Lay out the lines of the entries below as a numbered list, leaving out any blank lines.

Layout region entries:
==========

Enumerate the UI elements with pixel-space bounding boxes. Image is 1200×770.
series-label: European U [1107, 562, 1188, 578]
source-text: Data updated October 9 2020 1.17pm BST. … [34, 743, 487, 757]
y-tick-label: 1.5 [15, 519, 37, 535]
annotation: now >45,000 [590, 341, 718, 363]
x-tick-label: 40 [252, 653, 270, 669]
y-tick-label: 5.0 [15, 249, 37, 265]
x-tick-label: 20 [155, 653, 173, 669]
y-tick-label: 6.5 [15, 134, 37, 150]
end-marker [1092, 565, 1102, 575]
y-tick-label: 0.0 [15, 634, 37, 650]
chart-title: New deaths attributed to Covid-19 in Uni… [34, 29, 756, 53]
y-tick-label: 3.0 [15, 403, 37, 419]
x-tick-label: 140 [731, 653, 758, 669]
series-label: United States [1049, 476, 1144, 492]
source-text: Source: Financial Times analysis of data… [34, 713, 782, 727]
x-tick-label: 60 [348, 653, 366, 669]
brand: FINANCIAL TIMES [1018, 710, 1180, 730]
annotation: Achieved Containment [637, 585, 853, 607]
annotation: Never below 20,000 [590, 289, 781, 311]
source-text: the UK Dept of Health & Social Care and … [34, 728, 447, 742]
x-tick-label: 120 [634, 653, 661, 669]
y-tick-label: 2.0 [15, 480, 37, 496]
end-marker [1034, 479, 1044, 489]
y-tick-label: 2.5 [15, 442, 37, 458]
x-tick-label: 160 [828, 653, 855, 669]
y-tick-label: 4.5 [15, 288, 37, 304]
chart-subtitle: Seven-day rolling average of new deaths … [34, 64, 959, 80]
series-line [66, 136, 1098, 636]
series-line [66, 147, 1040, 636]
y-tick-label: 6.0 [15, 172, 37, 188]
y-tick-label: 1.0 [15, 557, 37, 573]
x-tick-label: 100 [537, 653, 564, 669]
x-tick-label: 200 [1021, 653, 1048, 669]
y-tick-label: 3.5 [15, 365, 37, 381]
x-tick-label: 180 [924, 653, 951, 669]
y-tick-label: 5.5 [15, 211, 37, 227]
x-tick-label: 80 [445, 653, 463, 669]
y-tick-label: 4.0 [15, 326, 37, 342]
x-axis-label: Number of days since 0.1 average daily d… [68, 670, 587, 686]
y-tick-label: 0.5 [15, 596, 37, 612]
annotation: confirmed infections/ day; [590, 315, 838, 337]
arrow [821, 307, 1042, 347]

==========

▶ _Exercise answer_
1. Enumerate the UI elements with pixel-space bounding boxes. Image is 1200×770.
2. series-label: European U [1107, 562, 1188, 578]
3. source-text: Data updated October 9 2020 1.17pm BST. … [34, 743, 487, 757]
4. y-tick-label: 1.5 [15, 519, 37, 535]
5. annotation: now >45,000 [590, 341, 718, 363]
6. x-tick-label: 40 [252, 653, 270, 669]
7. y-tick-label: 5.0 [15, 249, 37, 265]
8. x-tick-label: 20 [155, 653, 173, 669]
9. y-tick-label: 6.5 [15, 134, 37, 150]
10. end-marker [1092, 565, 1102, 575]
11. y-tick-label: 0.0 [15, 634, 37, 650]
12. chart-title: New deaths attributed to Covid-19 in Uni… [34, 29, 756, 53]
13. y-tick-label: 3.0 [15, 403, 37, 419]
14. x-tick-label: 140 [731, 653, 758, 669]
15. series-label: United States [1049, 476, 1144, 492]
16. source-text: Source: Financial Times analysis of data… [34, 713, 782, 727]
17. x-tick-label: 60 [348, 653, 366, 669]
18. brand: FINANCIAL TIMES [1018, 710, 1180, 730]
19. annotation: Achieved Containment [637, 585, 853, 607]
20. annotation: Never below 20,000 [590, 289, 781, 311]
21. source-text: the UK Dept of Health & Social Care and … [34, 728, 447, 742]
22. x-tick-label: 120 [634, 653, 661, 669]
23. y-tick-label: 2.0 [15, 480, 37, 496]
24. end-marker [1034, 479, 1044, 489]
25. y-tick-label: 2.5 [15, 442, 37, 458]
26. x-tick-label: 160 [828, 653, 855, 669]
27. y-tick-label: 4.5 [15, 288, 37, 304]
28. chart-subtitle: Seven-day rolling average of new deaths … [34, 64, 959, 80]
29. series-line [66, 136, 1098, 636]
30. series-line [66, 147, 1040, 636]
31. y-tick-label: 6.0 [15, 172, 37, 188]
32. y-tick-label: 1.0 [15, 557, 37, 573]
33. x-tick-label: 100 [537, 653, 564, 669]
34. x-tick-label: 200 [1021, 653, 1048, 669]
35. y-tick-label: 3.5 [15, 365, 37, 381]
36. x-tick-label: 180 [924, 653, 951, 669]
37. y-tick-label: 5.5 [15, 211, 37, 227]
38. x-tick-label: 80 [445, 653, 463, 669]
39. y-tick-label: 4.0 [15, 326, 37, 342]
40. x-axis-label: Number of days since 0.1 average daily d… [68, 670, 587, 686]
41. y-tick-label: 0.5 [15, 596, 37, 612]
42. annotation: confirmed infections/ day; [590, 315, 838, 337]
43. arrow [821, 307, 1042, 347]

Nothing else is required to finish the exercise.